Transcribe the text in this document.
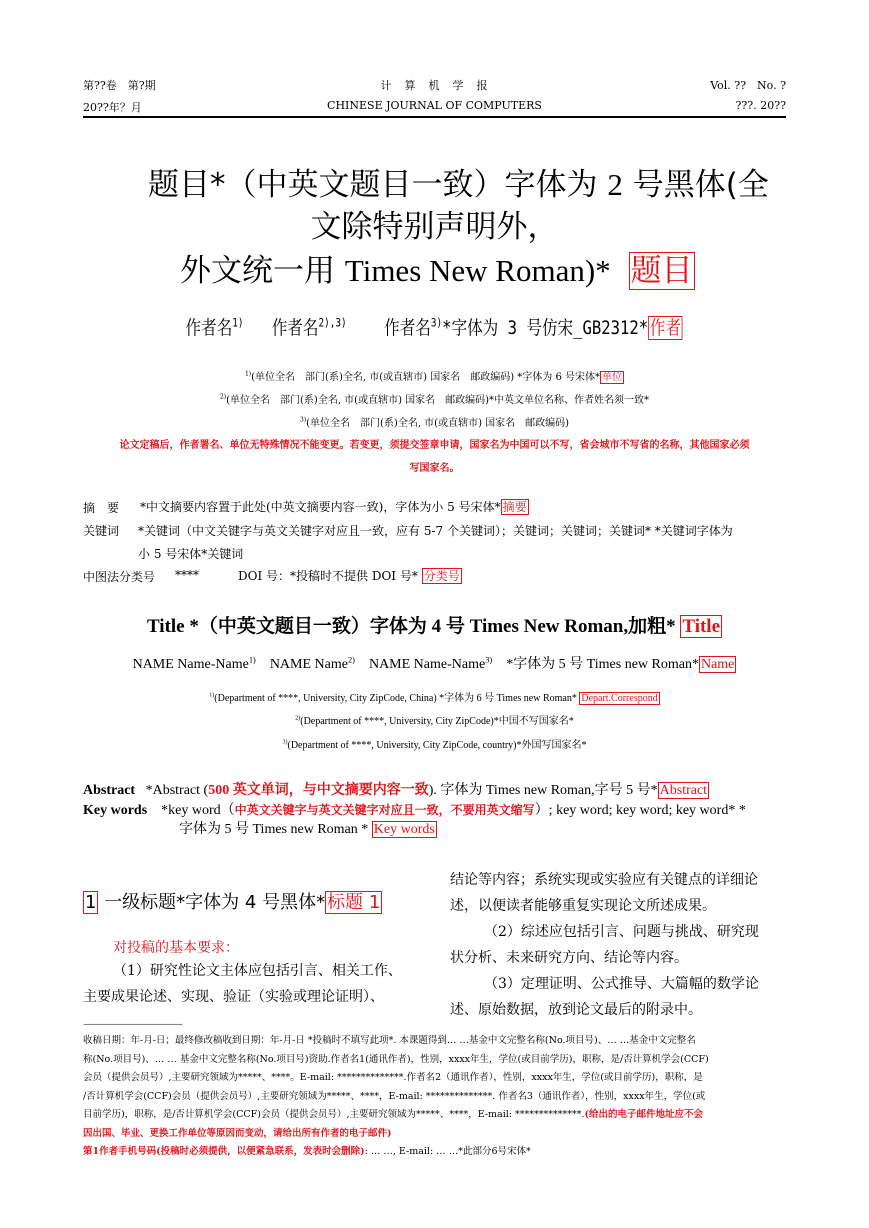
第??卷　第?期	计　算　机　学　报	Vol. ??　No. ?
20??年？月	CHINESE JOURNAL OF COMPUTERS	???. 20??
题目*（中英文题目一致）字体为 2 号黑体(全
文除特别声明外，
外文统一用 Times New Roman)* 题目
作者名$^{1)}$ 作者名$^{2),3)}$ 作者名$^{3)}$*字体为 3 号仿宋_GB2312*作者
$^{1)}$(单位全名　部门(系)全名, 市(或直辖市) 国家名　邮政编码) *字体为 6 号宋体* 单位
$^{2)}$(单位全名　部门(系)全名, 市(或直辖市) 国家名　邮政编码)*中英文单位名称、作者姓名须一致*
$^{3)}$(单位全名　部门(系)全名, 市(或直辖市) 国家名　邮政编码)
论文定稿后，作者署名、单位无特殊情况不能变更。若变更，须提交签章申请，国家名为中国可以不写，省会城市不写省的名称，其他国家必须
写国家名。
摘　要 *中文摘要内容置于此处(中英文摘要内容一致)，字体为小 5 号宋体* 摘要
关键词 *关键词（中文关键字与英文关键字对应且一致，应有 5-7 个关键词）；关键词；关键词；关键词* *关键词字体为
小 5 号宋体*关键词
中图法分类号 ****	DOI 号：*投稿时不提供 DOI 号* 分类号
Title *（中英文题目一致）字体为 4 号 Times New Roman,加粗* Title
NAME Name-Name$^{1)}$ NAME Name$^{2)}$ NAME Name-Name$^{3)}$ *字体为 5 号 Times new Roman* Name
$^{1)}$(Department of ****, University, City ZipCode, China) *字体为 6 号 Times new Roman* Depart.Correspond
$^{2)}$(Department of ****, University, City ZipCode)*中国不写国家名*
$^{3)}$(Department of ****, University, City ZipCode, country)*外国写国家名*
Abstract *Abstract (500 英文单词，与中文摘要内容一致). 字体为 Times new Roman,字号 5 号* Abstract
Key words *key word（中英文关键字与英文关键字对应且一致，不要用英文缩写）; key word; key word; key word* *
字体为 5 号 Times new Roman * Key words
1 一级标题*字体为 4 号黑体* 标题 1
对投稿的基本要求：
（1）研究性论文主体应包括引言、相关工作、
主要成果论述、实现、验证（实验或理论证明）、
结论等内容；系统实现或实验应有关键点的详细论
述，以便读者能够重复实现论文所述成果。
（2）综述应包括引言、问题与挑战、研究现
状分析、未来研究方向、结论等内容。
（3）定理证明、公式推导、大篇幅的数学论
述、原始数据，放到论文最后的附录中。
———————————
收稿日期：年-月-日；最终修改稿收到日期：年-月-日 *投稿时不填写此项*. 本课题得到… …基金中文完整名称(No.项目号)、… …基金中文完整名
称(No.项目号)、… … 基金中文完整名称(No.项目号)资助.作者名1(通讯作者)，性别，xxxx年生，学位(或目前学历)，职称，是/否计算机学会(CCF)
会员（提供会员号）,主要研究领域为*****、****。E-mail: **************.作者名2（通讯作者），性别，xxxx年生，学位(或目前学历)，职称，是
/否计算机学会(CCF)会员（提供会员号）,主要研究领域为*****、****，E-mail: **************. 作者名3（通讯作者），性别，xxxx年生，学位(或
目前学历)，职称，是/否计算机学会(CCF)会员（提供会员号）,主要研究领域为*****、****，E-mail: **************.(给出的电子邮件地址应不会
因出国、毕业、更换工作单位等原因而变动，请给出所有作者的电子邮件)
第1作者手机号码(投稿时必须提供，以便紧急联系，发表时会删除): … …, E-mail: … …*此部分6号宋体*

GIVEN TASK: Every record above should be written out again exactly; the pictures stay out of the copy.

WRITTEN SOLUTION:
Transcribe the text in this document.
第??卷　第?期	计　算　机　学　报	Vol. ??　No. ?
20??年？月	CHINESE JOURNAL OF COMPUTERS	???. 20??
题目*（中英文题目一致）字体为 2 号黑体(全
文除特别声明外，
外文统一用 Times New Roman)* 题目
作者名$^{1)}$ 作者名$^{2),3)}$ 作者名$^{3)}$*字体为 3 号仿宋_GB2312*作者
$^{1)}$(单位全名　部门(系)全名, 市(或直辖市) 国家名　邮政编码) *字体为 6 号宋体* 单位
$^{2)}$(单位全名　部门(系)全名, 市(或直辖市) 国家名　邮政编码)*中英文单位名称、作者姓名须一致*
$^{3)}$(单位全名　部门(系)全名, 市(或直辖市) 国家名　邮政编码)
论文定稿后，作者署名、单位无特殊情况不能变更。若变更，须提交签章申请，国家名为中国可以不写，省会城市不写省的名称，其他国家必须
写国家名。
摘　要 *中文摘要内容置于此处(中英文摘要内容一致)，字体为小 5 号宋体* 摘要
关键词 *关键词（中文关键字与英文关键字对应且一致，应有 5-7 个关键词）；关键词；关键词；关键词* *关键词字体为
小 5 号宋体*关键词
中图法分类号 ****	DOI 号：*投稿时不提供 DOI 号* 分类号
Title *（中英文题目一致）字体为 4 号 Times New Roman,加粗* Title
NAME Name-Name$^{1)}$ NAME Name$^{2)}$ NAME Name-Name$^{3)}$ *字体为 5 号 Times new Roman* Name
$^{1)}$(Department of ****, University, City ZipCode, China) *字体为 6 号 Times new Roman* Depart.Correspond
$^{2)}$(Department of ****, University, City ZipCode)*中国不写国家名*
$^{3)}$(Department of ****, University, City ZipCode, country)*外国写国家名*
Abstract *Abstract (500 英文单词，与中文摘要内容一致). 字体为 Times new Roman,字号 5 号* Abstract
Key words *key word（中英文关键字与英文关键字对应且一致，不要用英文缩写）; key word; key word; key word* *
字体为 5 号 Times new Roman * Key words
1 一级标题*字体为 4 号黑体* 标题 1
对投稿的基本要求：
（1）研究性论文主体应包括引言、相关工作、
主要成果论述、实现、验证（实验或理论证明）、
结论等内容；系统实现或实验应有关键点的详细论
述，以便读者能够重复实现论文所述成果。
（2）综述应包括引言、问题与挑战、研究现
状分析、未来研究方向、结论等内容。
（3）定理证明、公式推导、大篇幅的数学论
述、原始数据，放到论文最后的附录中。
———————————
收稿日期：年-月-日；最终修改稿收到日期：年-月-日 *投稿时不填写此项*. 本课题得到… …基金中文完整名称(No.项目号)、… …基金中文完整名
称(No.项目号)、… … 基金中文完整名称(No.项目号)资助.作者名1(通讯作者)，性别，xxxx年生，学位(或目前学历)，职称，是/否计算机学会(CCF)
会员（提供会员号）,主要研究领域为*****、****。E-mail: **************.作者名2（通讯作者），性别，xxxx年生，学位(或目前学历)，职称，是
/否计算机学会(CCF)会员（提供会员号）,主要研究领域为*****、****，E-mail: **************. 作者名3（通讯作者），性别，xxxx年生，学位(或
目前学历)，职称，是/否计算机学会(CCF)会员（提供会员号）,主要研究领域为*****、****，E-mail: **************.(给出的电子邮件地址应不会
因出国、毕业、更换工作单位等原因而变动，请给出所有作者的电子邮件)
第1作者手机号码(投稿时必须提供，以便紧急联系，发表时会删除): … …, E-mail: … …*此部分6号宋体*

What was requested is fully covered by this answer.